#### EXERCISE
What is the number of lines in these entries that contain "στελέχους"? State it alone.

#### AVAILABLE DATA
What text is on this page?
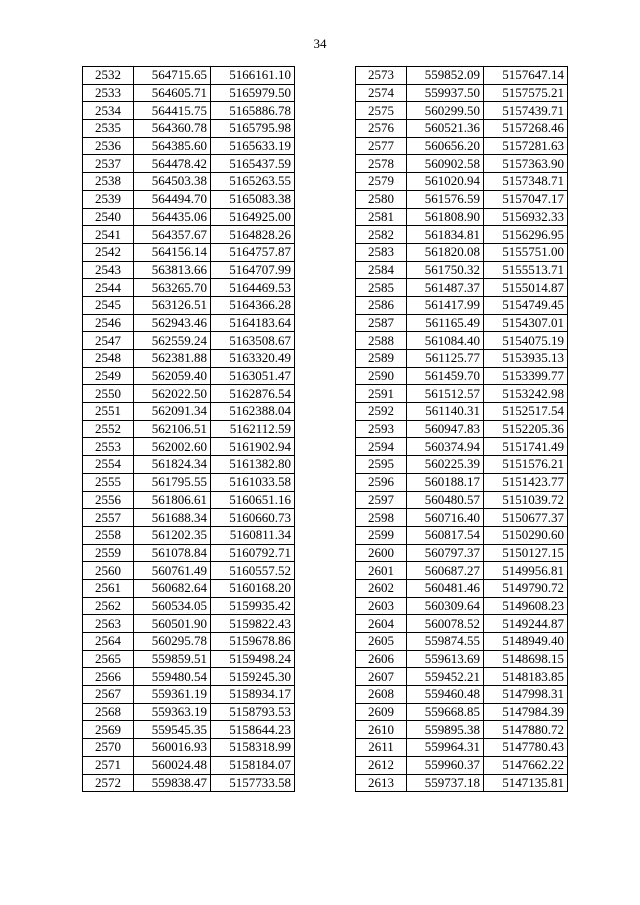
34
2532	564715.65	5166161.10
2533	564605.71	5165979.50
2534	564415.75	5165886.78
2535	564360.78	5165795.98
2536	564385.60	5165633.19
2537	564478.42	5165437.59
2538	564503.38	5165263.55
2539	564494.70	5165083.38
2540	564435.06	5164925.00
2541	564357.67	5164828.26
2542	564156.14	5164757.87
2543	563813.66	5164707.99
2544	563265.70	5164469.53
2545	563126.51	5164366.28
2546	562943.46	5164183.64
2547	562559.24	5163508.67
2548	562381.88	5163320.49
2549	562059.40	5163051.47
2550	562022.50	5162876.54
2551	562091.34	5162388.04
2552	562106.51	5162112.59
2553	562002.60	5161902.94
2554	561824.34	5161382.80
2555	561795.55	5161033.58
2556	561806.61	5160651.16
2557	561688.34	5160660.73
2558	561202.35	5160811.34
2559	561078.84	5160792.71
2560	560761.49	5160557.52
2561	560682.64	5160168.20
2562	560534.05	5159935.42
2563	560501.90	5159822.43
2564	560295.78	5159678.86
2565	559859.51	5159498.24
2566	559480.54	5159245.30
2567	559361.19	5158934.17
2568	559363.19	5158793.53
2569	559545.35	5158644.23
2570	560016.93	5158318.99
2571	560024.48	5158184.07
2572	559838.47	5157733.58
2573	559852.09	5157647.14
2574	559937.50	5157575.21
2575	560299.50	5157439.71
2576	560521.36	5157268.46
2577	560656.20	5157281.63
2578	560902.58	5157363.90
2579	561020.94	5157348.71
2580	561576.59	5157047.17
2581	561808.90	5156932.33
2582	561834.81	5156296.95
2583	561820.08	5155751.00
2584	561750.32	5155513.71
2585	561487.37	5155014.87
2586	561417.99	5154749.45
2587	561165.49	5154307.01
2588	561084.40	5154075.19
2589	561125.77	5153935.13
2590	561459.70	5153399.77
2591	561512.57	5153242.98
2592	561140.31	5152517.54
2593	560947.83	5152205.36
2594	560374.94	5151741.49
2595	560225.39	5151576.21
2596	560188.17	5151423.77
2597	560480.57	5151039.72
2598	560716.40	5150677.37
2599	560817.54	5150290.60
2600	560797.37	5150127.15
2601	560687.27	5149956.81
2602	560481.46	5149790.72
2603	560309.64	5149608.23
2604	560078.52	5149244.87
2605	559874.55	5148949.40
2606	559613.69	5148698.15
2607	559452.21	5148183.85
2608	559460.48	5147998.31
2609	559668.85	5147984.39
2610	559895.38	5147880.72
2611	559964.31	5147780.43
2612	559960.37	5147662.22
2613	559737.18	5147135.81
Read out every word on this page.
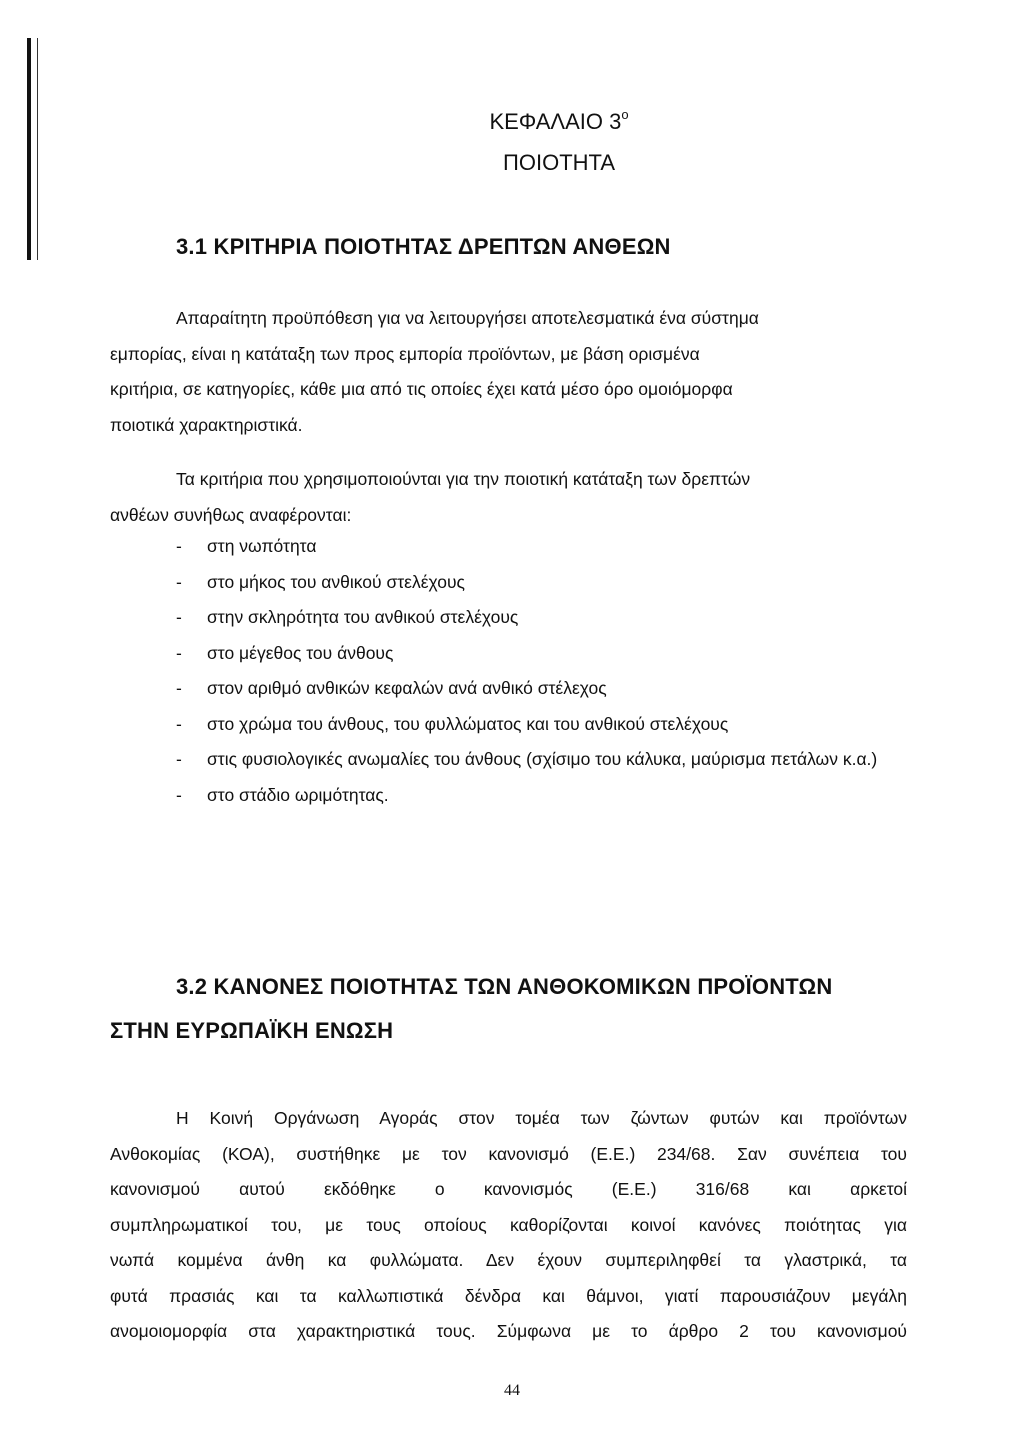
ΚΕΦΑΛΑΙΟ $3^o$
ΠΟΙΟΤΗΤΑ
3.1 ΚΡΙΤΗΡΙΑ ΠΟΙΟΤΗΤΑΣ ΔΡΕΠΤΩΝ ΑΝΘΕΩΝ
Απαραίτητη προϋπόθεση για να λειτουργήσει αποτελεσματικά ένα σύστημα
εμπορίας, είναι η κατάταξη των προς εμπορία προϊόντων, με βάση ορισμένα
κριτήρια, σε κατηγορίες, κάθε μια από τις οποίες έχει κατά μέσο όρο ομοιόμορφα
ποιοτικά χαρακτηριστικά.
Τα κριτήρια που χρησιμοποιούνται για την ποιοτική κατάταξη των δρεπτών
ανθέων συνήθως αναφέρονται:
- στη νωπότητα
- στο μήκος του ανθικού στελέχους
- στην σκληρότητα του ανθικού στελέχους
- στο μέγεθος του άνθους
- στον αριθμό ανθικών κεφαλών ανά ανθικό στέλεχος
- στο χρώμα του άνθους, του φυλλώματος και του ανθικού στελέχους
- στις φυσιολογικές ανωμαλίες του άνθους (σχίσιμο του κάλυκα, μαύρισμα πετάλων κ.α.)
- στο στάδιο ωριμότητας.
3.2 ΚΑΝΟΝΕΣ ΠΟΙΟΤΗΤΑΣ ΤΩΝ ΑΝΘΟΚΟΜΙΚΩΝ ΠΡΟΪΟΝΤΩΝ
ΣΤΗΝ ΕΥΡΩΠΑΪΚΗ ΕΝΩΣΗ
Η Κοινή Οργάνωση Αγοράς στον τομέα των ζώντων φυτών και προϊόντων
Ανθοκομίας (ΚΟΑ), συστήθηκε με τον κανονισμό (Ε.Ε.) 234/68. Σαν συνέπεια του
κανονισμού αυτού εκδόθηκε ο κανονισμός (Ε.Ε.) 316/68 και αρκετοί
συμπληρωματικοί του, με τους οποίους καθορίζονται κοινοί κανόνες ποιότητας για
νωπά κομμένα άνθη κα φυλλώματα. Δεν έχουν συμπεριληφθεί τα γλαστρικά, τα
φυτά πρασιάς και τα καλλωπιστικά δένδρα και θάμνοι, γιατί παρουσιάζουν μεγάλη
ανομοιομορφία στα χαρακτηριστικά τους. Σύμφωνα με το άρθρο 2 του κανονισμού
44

#### RESULT FOR THIS EXERCISE
3